## Begin Available records

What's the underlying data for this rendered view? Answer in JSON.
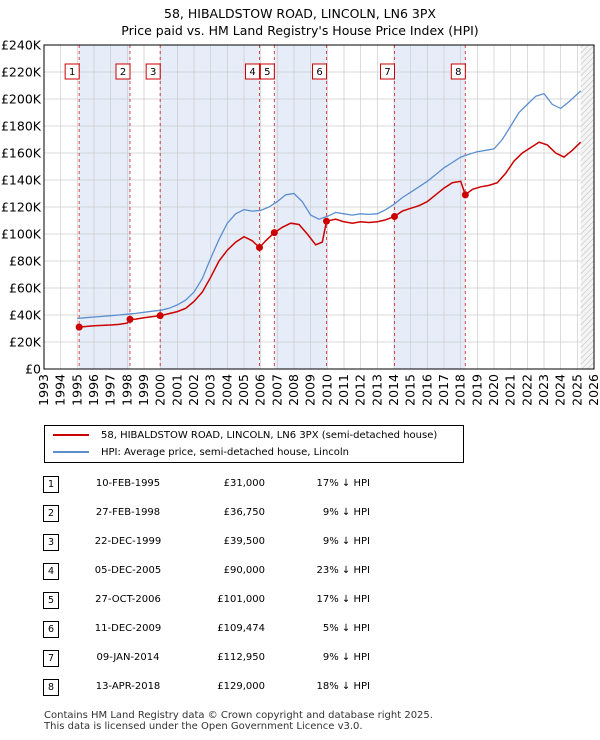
{
  "title_line1": "58, HIBALDSTOW ROAD, LINCOLN, LN6 3PX",
  "title_line2": "Price paid vs. HM Land Registry's House Price Index (HPI)",
  "chart_data": {
    "type": "line",
    "title": "58, HIBALDSTOW ROAD, LINCOLN, LN6 3PX — Price paid vs. HM Land Registry's House Price Index (HPI)",
    "xlim": [
      1993,
      2026
    ],
    "ylim": [
      0,
      240000
    ],
    "x_ticks": [
      1993,
      1994,
      1995,
      1996,
      1997,
      1998,
      1999,
      2000,
      2001,
      2002,
      2003,
      2004,
      2005,
      2006,
      2007,
      2008,
      2009,
      2010,
      2011,
      2012,
      2013,
      2014,
      2015,
      2016,
      2017,
      2018,
      2019,
      2020,
      2021,
      2022,
      2023,
      2024,
      2025,
      2026
    ],
    "y_ticks": [
      {
        "value": 0,
        "label": "£0"
      },
      {
        "value": 20000,
        "label": "£20K"
      },
      {
        "value": 40000,
        "label": "£40K"
      },
      {
        "value": 60000,
        "label": "£60K"
      },
      {
        "value": 80000,
        "label": "£80K"
      },
      {
        "value": 100000,
        "label": "£100K"
      },
      {
        "value": 120000,
        "label": "£120K"
      },
      {
        "value": 140000,
        "label": "£140K"
      },
      {
        "value": 160000,
        "label": "£160K"
      },
      {
        "value": 180000,
        "label": "£180K"
      },
      {
        "value": 200000,
        "label": "£200K"
      },
      {
        "value": 220000,
        "label": "£220K"
      },
      {
        "value": 240000,
        "label": "£240K"
      }
    ],
    "grid": true,
    "colors": {
      "property": "#cc0000",
      "hpi": "#5b8fd0",
      "shade": "#e6ecf8",
      "grid": "#cccccc"
    },
    "future_from": 2025.2,
    "series": [
      {
        "name": "58, HIBALDSTOW ROAD, LINCOLN, LN6 3PX (semi-detached house)",
        "points": [
          [
            1995.11,
            31000
          ],
          [
            1995.5,
            31500
          ],
          [
            1996,
            32000
          ],
          [
            1996.5,
            32300
          ],
          [
            1997,
            32600
          ],
          [
            1997.5,
            33000
          ],
          [
            1998,
            34000
          ],
          [
            1998.16,
            36750
          ],
          [
            1998.5,
            37000
          ],
          [
            1999,
            38000
          ],
          [
            1999.5,
            38800
          ],
          [
            1999.97,
            39500
          ],
          [
            2000.5,
            41000
          ],
          [
            2001,
            42500
          ],
          [
            2001.5,
            45000
          ],
          [
            2002,
            50000
          ],
          [
            2002.5,
            57000
          ],
          [
            2003,
            68000
          ],
          [
            2003.5,
            80000
          ],
          [
            2004,
            88000
          ],
          [
            2004.5,
            94000
          ],
          [
            2005,
            98000
          ],
          [
            2005.5,
            95000
          ],
          [
            2005.93,
            90000
          ],
          [
            2006.3,
            95000
          ],
          [
            2006.82,
            101000
          ],
          [
            2007.3,
            105000
          ],
          [
            2007.8,
            108000
          ],
          [
            2008.3,
            107000
          ],
          [
            2008.8,
            100000
          ],
          [
            2009.3,
            92000
          ],
          [
            2009.7,
            94000
          ],
          [
            2009.95,
            109474
          ],
          [
            2010.5,
            111000
          ],
          [
            2011,
            109000
          ],
          [
            2011.5,
            108000
          ],
          [
            2012,
            109000
          ],
          [
            2012.5,
            108500
          ],
          [
            2013,
            109000
          ],
          [
            2013.5,
            110500
          ],
          [
            2014.03,
            112950
          ],
          [
            2014.5,
            117000
          ],
          [
            2015,
            119000
          ],
          [
            2015.5,
            121000
          ],
          [
            2016,
            124000
          ],
          [
            2016.5,
            129000
          ],
          [
            2017,
            134000
          ],
          [
            2017.5,
            138000
          ],
          [
            2018,
            139000
          ],
          [
            2018.28,
            129000
          ],
          [
            2018.7,
            133000
          ],
          [
            2019.2,
            135000
          ],
          [
            2019.7,
            136000
          ],
          [
            2020.2,
            138000
          ],
          [
            2020.7,
            145000
          ],
          [
            2021.2,
            154000
          ],
          [
            2021.7,
            160000
          ],
          [
            2022.2,
            164000
          ],
          [
            2022.7,
            168000
          ],
          [
            2023.2,
            166000
          ],
          [
            2023.7,
            160000
          ],
          [
            2024.2,
            157000
          ],
          [
            2024.7,
            162000
          ],
          [
            2025.2,
            168000
          ]
        ]
      },
      {
        "name": "HPI: Average price, semi-detached house, Lincoln",
        "points": [
          [
            1995,
            37500
          ],
          [
            1995.5,
            38000
          ],
          [
            1996,
            38500
          ],
          [
            1996.5,
            39000
          ],
          [
            1997,
            39500
          ],
          [
            1997.5,
            40000
          ],
          [
            1998,
            40600
          ],
          [
            1998.5,
            41200
          ],
          [
            1999,
            42000
          ],
          [
            1999.5,
            42800
          ],
          [
            2000,
            43500
          ],
          [
            2000.5,
            45000
          ],
          [
            2001,
            47500
          ],
          [
            2001.5,
            51000
          ],
          [
            2002,
            57000
          ],
          [
            2002.5,
            67000
          ],
          [
            2003,
            82000
          ],
          [
            2003.5,
            96000
          ],
          [
            2004,
            108000
          ],
          [
            2004.5,
            115000
          ],
          [
            2005,
            118000
          ],
          [
            2005.5,
            117000
          ],
          [
            2006,
            117500
          ],
          [
            2006.5,
            120000
          ],
          [
            2007,
            124000
          ],
          [
            2007.5,
            129000
          ],
          [
            2008,
            130000
          ],
          [
            2008.5,
            124000
          ],
          [
            2009,
            114000
          ],
          [
            2009.5,
            111000
          ],
          [
            2010,
            113000
          ],
          [
            2010.5,
            116000
          ],
          [
            2011,
            115000
          ],
          [
            2011.5,
            114000
          ],
          [
            2012,
            115000
          ],
          [
            2012.5,
            114500
          ],
          [
            2013,
            115000
          ],
          [
            2013.5,
            118000
          ],
          [
            2014,
            122000
          ],
          [
            2014.5,
            127000
          ],
          [
            2015,
            131000
          ],
          [
            2015.5,
            135000
          ],
          [
            2016,
            139000
          ],
          [
            2016.5,
            144000
          ],
          [
            2017,
            149000
          ],
          [
            2017.5,
            153000
          ],
          [
            2018,
            157000
          ],
          [
            2018.5,
            159000
          ],
          [
            2019,
            161000
          ],
          [
            2019.5,
            162000
          ],
          [
            2020,
            163000
          ],
          [
            2020.5,
            170000
          ],
          [
            2021,
            180000
          ],
          [
            2021.5,
            190000
          ],
          [
            2022,
            196000
          ],
          [
            2022.5,
            202000
          ],
          [
            2023,
            204000
          ],
          [
            2023.5,
            196000
          ],
          [
            2024,
            193000
          ],
          [
            2024.5,
            198000
          ],
          [
            2025.2,
            206000
          ]
        ]
      }
    ],
    "sales": [
      {
        "id": "1",
        "x": 1995.11,
        "price": 31000
      },
      {
        "id": "2",
        "x": 1998.16,
        "price": 36750
      },
      {
        "id": "3",
        "x": 1999.97,
        "price": 39500
      },
      {
        "id": "4",
        "x": 2005.93,
        "price": 90000
      },
      {
        "id": "5",
        "x": 2006.82,
        "price": 101000
      },
      {
        "id": "6",
        "x": 2009.95,
        "price": 109474
      },
      {
        "id": "7",
        "x": 2014.03,
        "price": 112950
      },
      {
        "id": "8",
        "x": 2018.28,
        "price": 129000
      }
    ],
    "shaded_periods": [
      [
        1995.11,
        1998.16
      ],
      [
        1999.97,
        2005.93
      ],
      [
        2006.82,
        2009.95
      ],
      [
        2014.03,
        2018.28
      ]
    ]
  },
  "legend": {
    "property_label": "58, HIBALDSTOW ROAD, LINCOLN, LN6 3PX (semi-detached house)",
    "hpi_label": "HPI: Average price, semi-detached house, Lincoln"
  },
  "transactions": [
    {
      "num": "1",
      "date": "10-FEB-1995",
      "price": "£31,000",
      "hpi": "17% ↓ HPI"
    },
    {
      "num": "2",
      "date": "27-FEB-1998",
      "price": "£36,750",
      "hpi": "9% ↓ HPI"
    },
    {
      "num": "3",
      "date": "22-DEC-1999",
      "price": "£39,500",
      "hpi": "9% ↓ HPI"
    },
    {
      "num": "4",
      "date": "05-DEC-2005",
      "price": "£90,000",
      "hpi": "23% ↓ HPI"
    },
    {
      "num": "5",
      "date": "27-OCT-2006",
      "price": "£101,000",
      "hpi": "17% ↓ HPI"
    },
    {
      "num": "6",
      "date": "11-DEC-2009",
      "price": "£109,474",
      "hpi": "5% ↓ HPI"
    },
    {
      "num": "7",
      "date": "09-JAN-2014",
      "price": "£112,950",
      "hpi": "9% ↓ HPI"
    },
    {
      "num": "8",
      "date": "13-APR-2018",
      "price": "£129,000",
      "hpi": "18% ↓ HPI"
    }
  ],
  "footer_line1": "Contains HM Land Registry data © Crown copyright and database right 2025.",
  "footer_line2": "This data is licensed under the Open Government Licence v3.0."
}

## End Available records

Given instruction: From the entries above, copy out every line where the string "paid" appears.

Result:
  "title_line2": "Price paid vs. HM Land Registry's House Price Index (HPI)",
    "title": "58, HIBALDSTOW ROAD, LINCOLN, LN6 3PX — Price paid vs. HM Land Registry's House Price Index (HPI)",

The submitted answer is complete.